## Exercise objective
Make an exact copy of all the entries, but do not reproduce the pictures.

───── Record list ─────

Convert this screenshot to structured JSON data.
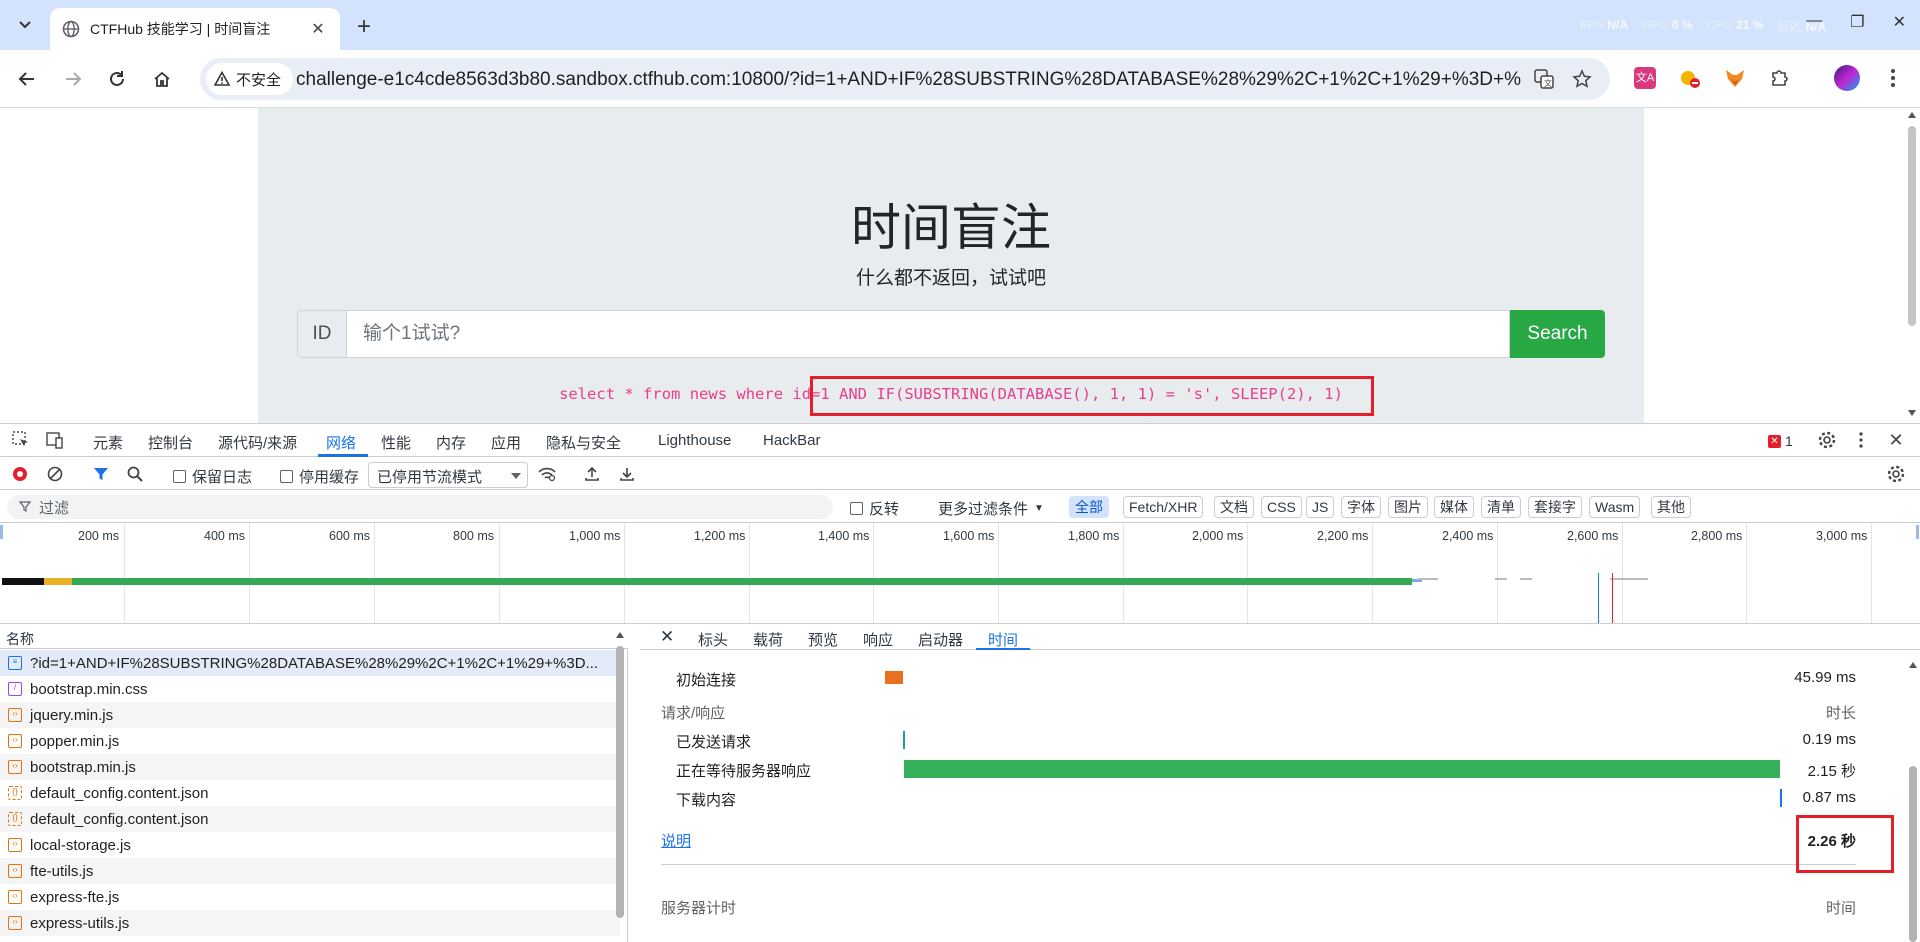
{
  "browser": {
    "tab_title": "CTFHub 技能学习 | 时间盲注",
    "security_label": "不安全",
    "url": "challenge-e1c4cde8563d3b80.sandbox.ctfhub.com:10800/?id=1+AND+IF%28SUBSTRING%28DATABASE%28%29%2C+1%2C+1%29+%3D+%27...",
    "perf": [
      {
        "name": "FPS",
        "value": "N/A"
      },
      {
        "name": "GPU",
        "value": "0 %"
      },
      {
        "name": "CPU",
        "value": "21 %"
      },
      {
        "name": "延迟",
        "value": "N/A"
      }
    ]
  },
  "page": {
    "title": "时间盲注",
    "subtitle": "什么都不返回，试试吧",
    "id_label": "ID",
    "input_placeholder": "输个1试试?",
    "search_label": "Search",
    "sql": "select * from news where id=1 AND IF(SUBSTRING(DATABASE(), 1, 1) = 's', SLEEP(2), 1)"
  },
  "devtools": {
    "tabs": [
      "元素",
      "控制台",
      "源代码/来源",
      "网络",
      "性能",
      "内存",
      "应用",
      "隐私与安全",
      "Lighthouse",
      "HackBar"
    ],
    "active_tab": "网络",
    "error_count": "1",
    "toolbar": {
      "preserve_log": "保留日志",
      "disable_cache": "停用缓存",
      "throttle": "已停用节流模式"
    },
    "filter": {
      "placeholder": "过滤",
      "invert": "反转",
      "more": "更多过滤条件",
      "chips": [
        "全部",
        "Fetch/XHR",
        "文档",
        "CSS",
        "JS",
        "字体",
        "图片",
        "媒体",
        "清单",
        "套接字",
        "Wasm",
        "其他"
      ]
    },
    "overview": {
      "ticks": [
        "200 ms",
        "400 ms",
        "600 ms",
        "800 ms",
        "1,000 ms",
        "1,200 ms",
        "1,400 ms",
        "1,600 ms",
        "1,800 ms",
        "2,000 ms",
        "2,200 ms",
        "2,400 ms",
        "2,600 ms",
        "2,800 ms",
        "3,000 ms"
      ]
    },
    "requests": {
      "header": "名称",
      "items": [
        {
          "name": "?id=1+AND+IF%28SUBSTRING%28DATABASE%28%29%2C+1%2C+1%29+%3D...",
          "type": "doc"
        },
        {
          "name": "bootstrap.min.css",
          "type": "css"
        },
        {
          "name": "jquery.min.js",
          "type": "js"
        },
        {
          "name": "popper.min.js",
          "type": "js"
        },
        {
          "name": "bootstrap.min.js",
          "type": "js"
        },
        {
          "name": "default_config.content.json",
          "type": "json"
        },
        {
          "name": "default_config.content.json",
          "type": "json"
        },
        {
          "name": "local-storage.js",
          "type": "js"
        },
        {
          "name": "fte-utils.js",
          "type": "js"
        },
        {
          "name": "express-fte.js",
          "type": "js"
        },
        {
          "name": "express-utils.js",
          "type": "js"
        }
      ]
    },
    "detail_tabs": [
      "标头",
      "载荷",
      "预览",
      "响应",
      "启动器",
      "时间"
    ],
    "timing": {
      "initial_connection": {
        "label": "初始连接",
        "value": "45.99 ms"
      },
      "section": "请求/响应",
      "section_value_header": "时长",
      "request_sent": {
        "label": "已发送请求",
        "value": "0.19 ms"
      },
      "waiting": {
        "label": "正在等待服务器响应",
        "value": "2.15 秒"
      },
      "download": {
        "label": "下载内容",
        "value": "0.87 ms"
      },
      "explanation": "说明",
      "total": "2.26 秒",
      "server_timing": "服务器计时",
      "server_value_header": "时间"
    }
  }
}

─────

## Output of the exercise
Convert this screenshot to structured JSON data.
{
  "browser": {
    "tab_title": "CTFHub 技能学习 | 时间盲注",
    "security_label": "不安全",
    "url": "challenge-e1c4cde8563d3b80.sandbox.ctfhub.com:10800/?id=1+AND+IF%28SUBSTRING%28DATABASE%28%29%2C+1%2C+1%29+%3D+%27...",
    "perf": [
      {
        "name": "FPS",
        "value": "N/A"
      },
      {
        "name": "GPU",
        "value": "0 %"
      },
      {
        "name": "CPU",
        "value": "21 %"
      },
      {
        "name": "延迟",
        "value": "N/A"
      }
    ]
  },
  "page": {
    "title": "时间盲注",
    "subtitle": "什么都不返回，试试吧",
    "id_label": "ID",
    "input_placeholder": "输个1试试?",
    "search_label": "Search",
    "sql": "select * from news where id=1 AND IF(SUBSTRING(DATABASE(), 1, 1) = 's', SLEEP(2), 1)"
  },
  "devtools": {
    "tabs": [
      "元素",
      "控制台",
      "源代码/来源",
      "网络",
      "性能",
      "内存",
      "应用",
      "隐私与安全",
      "Lighthouse",
      "HackBar"
    ],
    "active_tab": "网络",
    "error_count": "1",
    "toolbar": {
      "preserve_log": "保留日志",
      "disable_cache": "停用缓存",
      "throttle": "已停用节流模式"
    },
    "filter": {
      "placeholder": "过滤",
      "invert": "反转",
      "more": "更多过滤条件",
      "chips": [
        "全部",
        "Fetch/XHR",
        "文档",
        "CSS",
        "JS",
        "字体",
        "图片",
        "媒体",
        "清单",
        "套接字",
        "Wasm",
        "其他"
      ]
    },
    "overview": {
      "ticks": [
        "200 ms",
        "400 ms",
        "600 ms",
        "800 ms",
        "1,000 ms",
        "1,200 ms",
        "1,400 ms",
        "1,600 ms",
        "1,800 ms",
        "2,000 ms",
        "2,200 ms",
        "2,400 ms",
        "2,600 ms",
        "2,800 ms",
        "3,000 ms"
      ]
    },
    "requests": {
      "header": "名称",
      "items": [
        {
          "name": "?id=1+AND+IF%28SUBSTRING%28DATABASE%28%29%2C+1%2C+1%29+%3D...",
          "type": "doc"
        },
        {
          "name": "bootstrap.min.css",
          "type": "css"
        },
        {
          "name": "jquery.min.js",
          "type": "js"
        },
        {
          "name": "popper.min.js",
          "type": "js"
        },
        {
          "name": "bootstrap.min.js",
          "type": "js"
        },
        {
          "name": "default_config.content.json",
          "type": "json"
        },
        {
          "name": "default_config.content.json",
          "type": "json"
        },
        {
          "name": "local-storage.js",
          "type": "js"
        },
        {
          "name": "fte-utils.js",
          "type": "js"
        },
        {
          "name": "express-fte.js",
          "type": "js"
        },
        {
          "name": "express-utils.js",
          "type": "js"
        }
      ]
    },
    "detail_tabs": [
      "标头",
      "载荷",
      "预览",
      "响应",
      "启动器",
      "时间"
    ],
    "timing": {
      "initial_connection": {
        "label": "初始连接",
        "value": "45.99 ms"
      },
      "section": "请求/响应",
      "section_value_header": "时长",
      "request_sent": {
        "label": "已发送请求",
        "value": "0.19 ms"
      },
      "waiting": {
        "label": "正在等待服务器响应",
        "value": "2.15 秒"
      },
      "download": {
        "label": "下载内容",
        "value": "0.87 ms"
      },
      "explanation": "说明",
      "total": "2.26 秒",
      "server_timing": "服务器计时",
      "server_value_header": "时间"
    }
  }
}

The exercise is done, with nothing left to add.